-- start Records --
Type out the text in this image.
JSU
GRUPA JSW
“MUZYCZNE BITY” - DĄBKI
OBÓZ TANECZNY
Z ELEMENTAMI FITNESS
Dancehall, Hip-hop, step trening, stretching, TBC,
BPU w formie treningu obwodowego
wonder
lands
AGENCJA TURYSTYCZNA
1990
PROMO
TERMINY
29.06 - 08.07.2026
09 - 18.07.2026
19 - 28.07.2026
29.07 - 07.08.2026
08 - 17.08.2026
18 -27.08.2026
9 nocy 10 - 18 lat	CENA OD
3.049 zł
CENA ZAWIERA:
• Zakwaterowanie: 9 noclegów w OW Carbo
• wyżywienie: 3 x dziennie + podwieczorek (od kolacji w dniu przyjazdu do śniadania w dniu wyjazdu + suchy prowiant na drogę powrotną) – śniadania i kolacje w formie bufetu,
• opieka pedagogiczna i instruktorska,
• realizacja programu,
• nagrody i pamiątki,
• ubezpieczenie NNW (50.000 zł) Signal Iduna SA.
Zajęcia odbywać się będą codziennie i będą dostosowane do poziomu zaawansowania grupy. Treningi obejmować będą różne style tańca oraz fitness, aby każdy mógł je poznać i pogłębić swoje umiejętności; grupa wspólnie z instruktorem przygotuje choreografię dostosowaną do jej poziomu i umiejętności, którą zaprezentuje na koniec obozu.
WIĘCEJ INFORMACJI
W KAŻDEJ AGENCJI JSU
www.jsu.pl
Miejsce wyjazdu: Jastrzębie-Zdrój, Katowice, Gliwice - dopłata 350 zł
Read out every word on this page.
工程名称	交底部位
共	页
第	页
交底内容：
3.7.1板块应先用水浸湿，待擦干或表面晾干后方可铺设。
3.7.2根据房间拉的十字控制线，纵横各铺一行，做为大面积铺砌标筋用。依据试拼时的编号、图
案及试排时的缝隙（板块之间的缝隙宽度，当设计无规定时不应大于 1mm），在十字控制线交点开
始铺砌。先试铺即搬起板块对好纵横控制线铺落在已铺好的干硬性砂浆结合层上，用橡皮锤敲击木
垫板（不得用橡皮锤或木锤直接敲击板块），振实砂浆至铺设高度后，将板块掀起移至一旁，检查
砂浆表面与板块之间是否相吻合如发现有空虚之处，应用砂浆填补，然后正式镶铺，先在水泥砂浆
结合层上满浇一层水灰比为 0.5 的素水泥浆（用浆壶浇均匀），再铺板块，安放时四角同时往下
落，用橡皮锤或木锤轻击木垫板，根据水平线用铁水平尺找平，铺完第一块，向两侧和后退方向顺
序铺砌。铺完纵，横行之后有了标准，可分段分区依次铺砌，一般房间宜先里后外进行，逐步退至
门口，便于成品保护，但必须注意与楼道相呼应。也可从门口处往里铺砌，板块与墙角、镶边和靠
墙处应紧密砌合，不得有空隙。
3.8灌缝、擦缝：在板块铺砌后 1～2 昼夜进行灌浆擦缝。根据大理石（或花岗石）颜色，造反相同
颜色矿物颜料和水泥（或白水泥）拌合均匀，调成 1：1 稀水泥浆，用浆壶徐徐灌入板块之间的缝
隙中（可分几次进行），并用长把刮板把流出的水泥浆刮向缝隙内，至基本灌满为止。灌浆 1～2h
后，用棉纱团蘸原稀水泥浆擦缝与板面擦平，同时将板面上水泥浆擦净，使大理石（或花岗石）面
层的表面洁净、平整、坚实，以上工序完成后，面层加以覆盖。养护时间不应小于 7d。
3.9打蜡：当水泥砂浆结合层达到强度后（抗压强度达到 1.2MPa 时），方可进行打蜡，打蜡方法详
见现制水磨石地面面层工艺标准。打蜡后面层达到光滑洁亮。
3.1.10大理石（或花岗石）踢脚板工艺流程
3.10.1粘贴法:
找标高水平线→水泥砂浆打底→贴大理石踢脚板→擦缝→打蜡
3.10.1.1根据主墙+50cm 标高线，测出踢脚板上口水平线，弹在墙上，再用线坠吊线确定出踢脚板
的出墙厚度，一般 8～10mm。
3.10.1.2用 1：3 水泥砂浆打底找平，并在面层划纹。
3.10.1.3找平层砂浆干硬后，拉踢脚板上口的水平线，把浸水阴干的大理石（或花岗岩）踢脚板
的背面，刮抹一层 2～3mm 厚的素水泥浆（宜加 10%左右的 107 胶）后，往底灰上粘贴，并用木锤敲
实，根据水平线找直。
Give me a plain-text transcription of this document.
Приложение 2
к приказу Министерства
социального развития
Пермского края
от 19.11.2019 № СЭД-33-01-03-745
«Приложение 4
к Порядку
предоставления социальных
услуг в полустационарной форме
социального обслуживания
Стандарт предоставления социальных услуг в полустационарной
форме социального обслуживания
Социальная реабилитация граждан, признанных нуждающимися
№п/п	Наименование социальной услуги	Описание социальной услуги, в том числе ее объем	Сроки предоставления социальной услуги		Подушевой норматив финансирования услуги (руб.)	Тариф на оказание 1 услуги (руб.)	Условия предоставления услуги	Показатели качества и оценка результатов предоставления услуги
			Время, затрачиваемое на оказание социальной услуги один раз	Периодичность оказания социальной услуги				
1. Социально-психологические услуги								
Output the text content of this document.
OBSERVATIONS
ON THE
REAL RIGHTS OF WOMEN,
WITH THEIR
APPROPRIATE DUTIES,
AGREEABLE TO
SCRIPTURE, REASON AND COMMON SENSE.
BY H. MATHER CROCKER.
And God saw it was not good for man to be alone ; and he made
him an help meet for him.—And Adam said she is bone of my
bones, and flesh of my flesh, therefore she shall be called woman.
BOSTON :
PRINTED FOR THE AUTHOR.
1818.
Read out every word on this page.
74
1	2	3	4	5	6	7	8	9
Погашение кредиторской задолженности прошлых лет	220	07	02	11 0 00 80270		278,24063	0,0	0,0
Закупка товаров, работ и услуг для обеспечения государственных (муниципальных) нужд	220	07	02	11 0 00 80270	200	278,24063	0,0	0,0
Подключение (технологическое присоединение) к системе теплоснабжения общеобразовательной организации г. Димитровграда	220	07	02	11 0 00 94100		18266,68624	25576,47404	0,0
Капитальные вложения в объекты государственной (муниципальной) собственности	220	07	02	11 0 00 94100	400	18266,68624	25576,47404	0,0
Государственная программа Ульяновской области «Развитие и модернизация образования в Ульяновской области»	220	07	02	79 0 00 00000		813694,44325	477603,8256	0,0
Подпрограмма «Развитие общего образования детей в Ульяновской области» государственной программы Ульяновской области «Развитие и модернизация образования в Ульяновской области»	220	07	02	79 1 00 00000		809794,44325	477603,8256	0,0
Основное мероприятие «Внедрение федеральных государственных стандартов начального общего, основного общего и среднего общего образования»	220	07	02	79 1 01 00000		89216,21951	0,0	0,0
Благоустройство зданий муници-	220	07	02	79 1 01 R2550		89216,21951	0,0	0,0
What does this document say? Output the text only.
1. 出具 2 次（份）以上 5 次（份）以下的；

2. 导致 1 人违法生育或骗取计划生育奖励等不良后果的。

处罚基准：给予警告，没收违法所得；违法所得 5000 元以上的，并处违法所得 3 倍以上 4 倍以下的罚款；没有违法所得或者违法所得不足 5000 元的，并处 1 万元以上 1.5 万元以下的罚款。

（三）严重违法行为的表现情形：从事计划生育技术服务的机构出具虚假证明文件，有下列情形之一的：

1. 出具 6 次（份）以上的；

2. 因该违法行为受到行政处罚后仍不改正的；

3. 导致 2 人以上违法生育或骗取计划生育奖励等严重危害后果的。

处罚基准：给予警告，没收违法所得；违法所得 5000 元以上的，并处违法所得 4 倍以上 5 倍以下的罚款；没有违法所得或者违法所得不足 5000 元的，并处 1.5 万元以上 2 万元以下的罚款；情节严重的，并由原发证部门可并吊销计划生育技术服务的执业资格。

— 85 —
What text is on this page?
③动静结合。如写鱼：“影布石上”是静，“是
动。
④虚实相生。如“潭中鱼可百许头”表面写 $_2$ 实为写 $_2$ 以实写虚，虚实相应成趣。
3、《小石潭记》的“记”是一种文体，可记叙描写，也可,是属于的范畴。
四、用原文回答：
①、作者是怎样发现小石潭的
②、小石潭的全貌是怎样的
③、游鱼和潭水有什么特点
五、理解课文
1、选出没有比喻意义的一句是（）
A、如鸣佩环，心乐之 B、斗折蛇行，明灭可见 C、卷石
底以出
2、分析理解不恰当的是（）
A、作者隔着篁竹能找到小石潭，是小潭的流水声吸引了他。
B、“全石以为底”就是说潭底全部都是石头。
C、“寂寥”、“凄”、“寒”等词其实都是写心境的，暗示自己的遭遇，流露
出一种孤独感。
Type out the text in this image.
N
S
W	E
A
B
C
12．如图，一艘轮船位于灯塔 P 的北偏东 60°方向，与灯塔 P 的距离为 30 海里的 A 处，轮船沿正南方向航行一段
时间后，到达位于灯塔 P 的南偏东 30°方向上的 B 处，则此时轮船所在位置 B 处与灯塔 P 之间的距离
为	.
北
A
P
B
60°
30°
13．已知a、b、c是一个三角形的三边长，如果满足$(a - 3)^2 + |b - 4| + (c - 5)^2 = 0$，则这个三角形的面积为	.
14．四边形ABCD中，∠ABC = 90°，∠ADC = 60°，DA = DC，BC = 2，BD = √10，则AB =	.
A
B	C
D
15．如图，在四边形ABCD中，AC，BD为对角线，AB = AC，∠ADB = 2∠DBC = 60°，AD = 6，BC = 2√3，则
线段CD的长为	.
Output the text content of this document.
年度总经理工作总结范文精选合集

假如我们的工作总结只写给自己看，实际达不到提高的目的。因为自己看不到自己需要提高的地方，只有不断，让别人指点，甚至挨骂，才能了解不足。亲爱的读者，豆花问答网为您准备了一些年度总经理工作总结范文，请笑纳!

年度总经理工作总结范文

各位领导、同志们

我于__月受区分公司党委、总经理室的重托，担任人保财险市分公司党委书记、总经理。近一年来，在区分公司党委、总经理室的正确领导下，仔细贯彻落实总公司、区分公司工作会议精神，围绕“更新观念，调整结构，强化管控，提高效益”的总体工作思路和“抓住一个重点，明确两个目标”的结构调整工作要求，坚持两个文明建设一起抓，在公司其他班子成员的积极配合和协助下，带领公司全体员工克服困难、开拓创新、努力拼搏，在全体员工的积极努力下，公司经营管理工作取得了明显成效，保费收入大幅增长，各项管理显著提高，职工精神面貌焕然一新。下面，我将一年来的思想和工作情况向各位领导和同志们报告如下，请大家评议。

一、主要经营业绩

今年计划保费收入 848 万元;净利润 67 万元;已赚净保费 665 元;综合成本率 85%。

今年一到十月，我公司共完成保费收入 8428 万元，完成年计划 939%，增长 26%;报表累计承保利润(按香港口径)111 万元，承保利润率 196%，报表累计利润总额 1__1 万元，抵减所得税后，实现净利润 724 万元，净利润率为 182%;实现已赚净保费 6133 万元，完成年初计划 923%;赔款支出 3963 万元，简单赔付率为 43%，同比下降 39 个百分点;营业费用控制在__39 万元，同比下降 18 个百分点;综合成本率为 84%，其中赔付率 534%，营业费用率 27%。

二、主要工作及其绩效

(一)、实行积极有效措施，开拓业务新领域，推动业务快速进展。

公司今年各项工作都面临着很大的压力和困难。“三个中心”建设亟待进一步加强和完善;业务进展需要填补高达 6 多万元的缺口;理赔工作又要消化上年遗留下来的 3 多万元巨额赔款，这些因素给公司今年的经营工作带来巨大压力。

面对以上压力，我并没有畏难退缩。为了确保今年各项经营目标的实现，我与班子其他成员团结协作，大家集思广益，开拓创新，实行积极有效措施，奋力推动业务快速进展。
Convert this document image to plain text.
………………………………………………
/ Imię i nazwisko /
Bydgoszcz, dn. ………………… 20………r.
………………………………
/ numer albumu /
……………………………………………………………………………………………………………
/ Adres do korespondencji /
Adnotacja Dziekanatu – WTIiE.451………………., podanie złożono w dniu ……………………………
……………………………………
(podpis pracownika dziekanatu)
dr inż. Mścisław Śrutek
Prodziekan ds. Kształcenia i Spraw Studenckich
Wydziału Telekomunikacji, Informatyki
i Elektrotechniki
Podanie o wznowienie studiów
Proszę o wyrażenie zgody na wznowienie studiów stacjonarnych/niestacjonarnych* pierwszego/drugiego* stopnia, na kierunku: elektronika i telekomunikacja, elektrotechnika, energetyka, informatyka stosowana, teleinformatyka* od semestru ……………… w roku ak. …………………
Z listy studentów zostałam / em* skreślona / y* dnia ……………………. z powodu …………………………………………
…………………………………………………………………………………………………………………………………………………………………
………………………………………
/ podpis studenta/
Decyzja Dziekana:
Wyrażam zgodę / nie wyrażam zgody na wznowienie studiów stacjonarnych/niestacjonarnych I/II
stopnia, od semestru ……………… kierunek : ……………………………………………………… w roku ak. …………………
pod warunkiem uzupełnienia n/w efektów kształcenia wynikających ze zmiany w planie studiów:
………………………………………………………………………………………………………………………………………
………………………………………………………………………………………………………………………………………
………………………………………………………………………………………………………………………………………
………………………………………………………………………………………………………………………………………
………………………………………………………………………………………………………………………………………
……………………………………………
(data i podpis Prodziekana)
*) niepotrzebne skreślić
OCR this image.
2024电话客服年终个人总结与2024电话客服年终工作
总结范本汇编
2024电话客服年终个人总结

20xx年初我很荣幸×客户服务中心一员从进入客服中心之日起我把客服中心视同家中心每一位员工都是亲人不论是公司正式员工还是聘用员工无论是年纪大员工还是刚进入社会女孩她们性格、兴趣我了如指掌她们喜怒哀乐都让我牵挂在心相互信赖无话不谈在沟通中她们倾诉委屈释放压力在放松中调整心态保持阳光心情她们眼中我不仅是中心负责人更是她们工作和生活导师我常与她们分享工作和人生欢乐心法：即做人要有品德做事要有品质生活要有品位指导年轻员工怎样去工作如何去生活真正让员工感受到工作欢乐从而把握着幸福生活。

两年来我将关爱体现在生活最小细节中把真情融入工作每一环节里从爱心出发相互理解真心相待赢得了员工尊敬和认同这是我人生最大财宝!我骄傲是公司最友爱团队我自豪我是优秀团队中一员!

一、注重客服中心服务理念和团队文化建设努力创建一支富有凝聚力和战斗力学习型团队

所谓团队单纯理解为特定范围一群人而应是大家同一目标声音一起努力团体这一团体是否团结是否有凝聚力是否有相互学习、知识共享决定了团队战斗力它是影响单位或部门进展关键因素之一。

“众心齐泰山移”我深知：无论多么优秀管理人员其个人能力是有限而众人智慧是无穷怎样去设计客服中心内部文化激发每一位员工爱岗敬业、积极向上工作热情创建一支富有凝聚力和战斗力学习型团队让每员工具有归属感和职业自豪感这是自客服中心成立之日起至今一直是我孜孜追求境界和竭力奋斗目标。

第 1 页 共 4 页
-- end Records --
* **Exercise brief**
Copy out every line holding the string "полустационарной".

* **Solution**
услуг в полустационарной форме
Стандарт предоставления социальных услуг в полустационарной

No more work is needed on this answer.